* [Work to complete] Drop all images and give the records again exactly.

* [Extracted records]
Begin

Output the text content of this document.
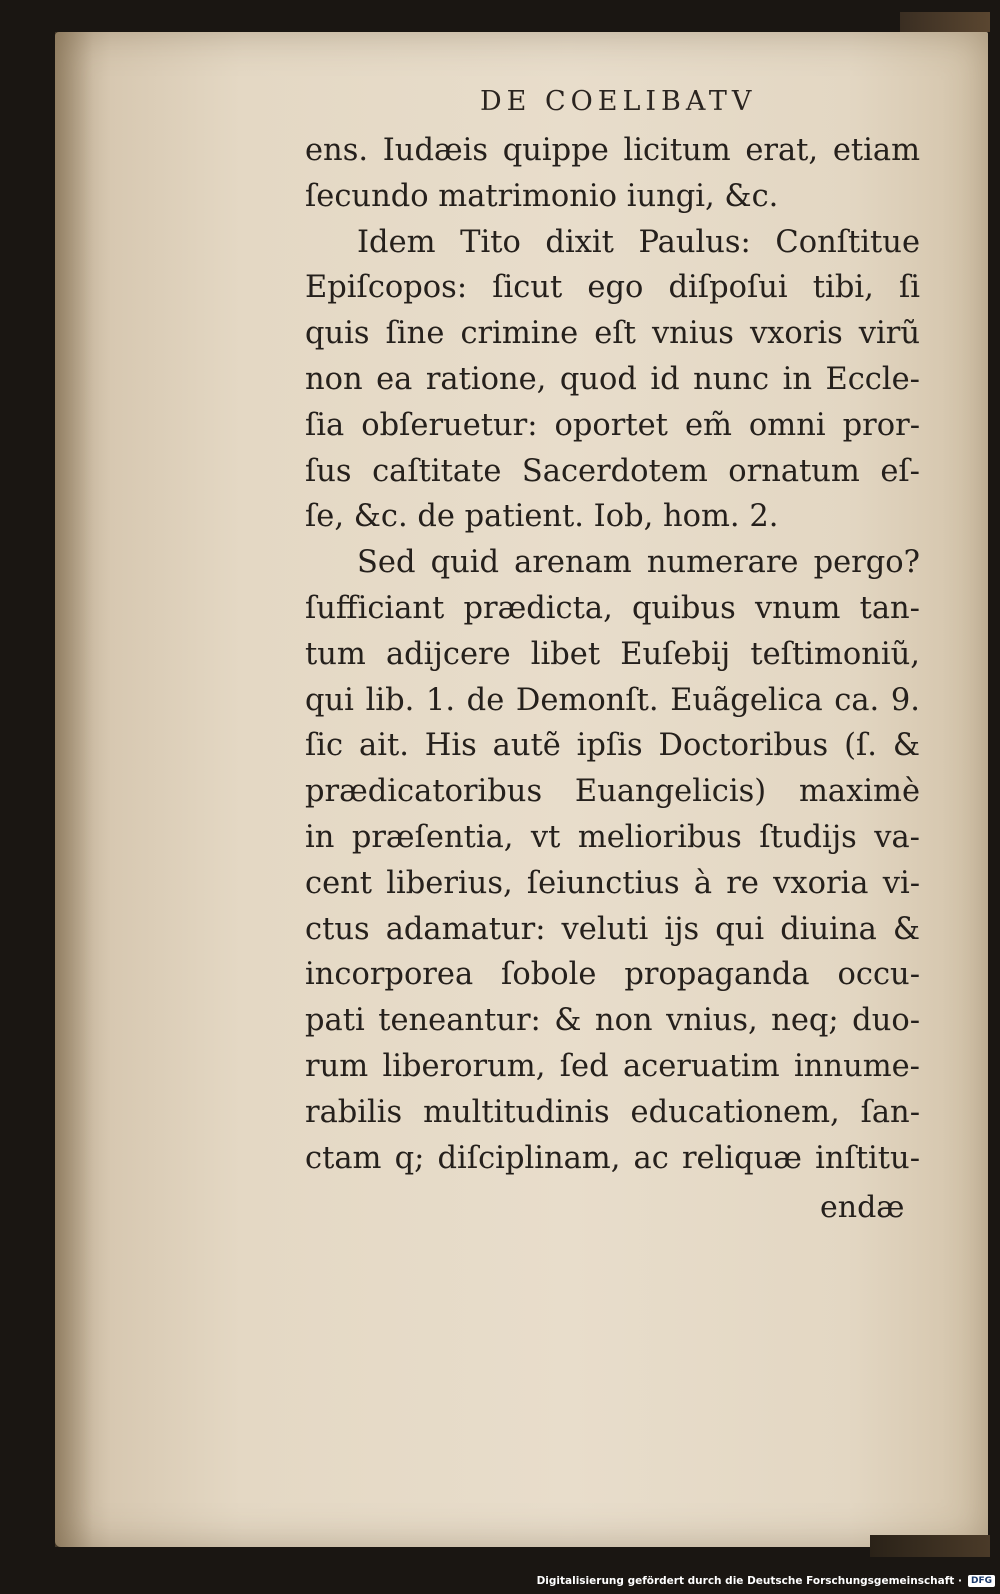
DE COELIBATV
ens. Iudæis quippe licitum erat, etiam
ſecundo matrimonio iungi, &c.
Idem Tito dixit Paulus: Conſtitue
Epiſcopos: ſicut ego diſpoſui tibi, ſi
quis ſine crimine eſt vnius vxoris virũ
non ea ratione, quod id nunc in Eccle-
ſia obſeruetur: oportet em̃ omni pror-
ſus caſtitate Sacerdotem ornatum eſ-
ſe, &c. de patient. Iob, hom. 2.
Sed quid arenam numerare pergo?
ſufficiant prædicta, quibus vnum tan-
tum adijcere libet Euſebij teſtimoniũ,
qui lib. 1. de Demonſt. Euãgelica ca. 9.
ſic ait. His autẽ ipſis Doctoribus (ſ. &
prædicatoribus Euangelicis) maximè
in præſentia, vt melioribus ſtudijs va-
cent liberius, ſeiunctius à re vxoria vi-
ctus adamatur: veluti ijs qui diuina &
incorporea ſobole propaganda occu-
pati teneantur: & non vnius, neq; duo-
rum liberorum, ſed aceruatim innume-
rabilis multitudinis educationem, ſan-
ctam q; diſciplinam, ac reliquæ inſtitu-
endæ
Digitalisierung gefördert durch die Deutsche Forschungsgemeinschaft ·	DFG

End

* [Exercise result]
Output the text content of this document.
DE COELIBATV
ens. Iudæis quippe licitum erat, etiam
ſecundo matrimonio iungi, &c.
Idem Tito dixit Paulus: Conſtitue
Epiſcopos: ſicut ego diſpoſui tibi, ſi
quis ſine crimine eſt vnius vxoris virũ
non ea ratione, quod id nunc in Eccle-
ſia obſeruetur: oportet em̃ omni pror-
ſus caſtitate Sacerdotem ornatum eſ-
ſe, &c. de patient. Iob, hom. 2.
Sed quid arenam numerare pergo?
ſufficiant prædicta, quibus vnum tan-
tum adijcere libet Euſebij teſtimoniũ,
qui lib. 1. de Demonſt. Euãgelica ca. 9.
ſic ait. His autẽ ipſis Doctoribus (ſ. &
prædicatoribus Euangelicis) maximè
in præſentia, vt melioribus ſtudijs va-
cent liberius, ſeiunctius à re vxoria vi-
ctus adamatur: veluti ijs qui diuina &
incorporea ſobole propaganda occu-
pati teneantur: & non vnius, neq; duo-
rum liberorum, ſed aceruatim innume-
rabilis multitudinis educationem, ſan-
ctam q; diſciplinam, ac reliquæ inſtitu-
endæ
Digitalisierung gefördert durch die Deutsche Forschungsgemeinschaft ·	DFG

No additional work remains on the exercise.